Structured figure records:
▼
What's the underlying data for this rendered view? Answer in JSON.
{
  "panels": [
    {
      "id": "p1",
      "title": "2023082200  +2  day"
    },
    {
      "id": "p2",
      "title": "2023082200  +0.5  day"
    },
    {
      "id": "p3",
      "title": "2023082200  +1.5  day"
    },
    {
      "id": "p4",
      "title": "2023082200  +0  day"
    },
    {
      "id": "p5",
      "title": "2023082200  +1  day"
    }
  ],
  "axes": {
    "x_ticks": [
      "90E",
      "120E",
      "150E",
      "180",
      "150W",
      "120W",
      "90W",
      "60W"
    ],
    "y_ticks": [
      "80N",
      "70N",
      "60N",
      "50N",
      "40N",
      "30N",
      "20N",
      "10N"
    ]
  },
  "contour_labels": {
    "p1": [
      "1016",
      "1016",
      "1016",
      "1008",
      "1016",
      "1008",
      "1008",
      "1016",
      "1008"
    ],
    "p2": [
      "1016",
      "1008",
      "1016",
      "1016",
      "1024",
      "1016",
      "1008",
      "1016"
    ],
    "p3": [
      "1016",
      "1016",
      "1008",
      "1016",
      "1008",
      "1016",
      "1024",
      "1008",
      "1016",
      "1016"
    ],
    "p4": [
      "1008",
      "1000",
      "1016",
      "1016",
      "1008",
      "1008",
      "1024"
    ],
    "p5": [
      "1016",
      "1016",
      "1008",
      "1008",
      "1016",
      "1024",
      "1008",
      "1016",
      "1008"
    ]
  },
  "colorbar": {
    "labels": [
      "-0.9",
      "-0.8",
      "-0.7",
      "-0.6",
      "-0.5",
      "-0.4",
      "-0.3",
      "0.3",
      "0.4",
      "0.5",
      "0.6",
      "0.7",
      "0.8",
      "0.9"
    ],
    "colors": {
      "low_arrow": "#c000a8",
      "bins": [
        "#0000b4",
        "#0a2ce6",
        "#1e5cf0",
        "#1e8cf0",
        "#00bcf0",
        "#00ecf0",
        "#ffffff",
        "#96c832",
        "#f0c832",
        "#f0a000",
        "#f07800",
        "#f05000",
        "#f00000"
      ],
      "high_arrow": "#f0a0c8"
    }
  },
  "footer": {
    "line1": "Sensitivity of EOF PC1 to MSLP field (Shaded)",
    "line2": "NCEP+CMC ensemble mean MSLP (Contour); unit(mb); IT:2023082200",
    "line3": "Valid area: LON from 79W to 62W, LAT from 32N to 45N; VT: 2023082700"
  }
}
▲
:: WHAT NEEDS TO BE DONE ::
Lines of the listing that contain the word "MSLP" are to be counted; report only their number.

:: FINAL RESULT ::
2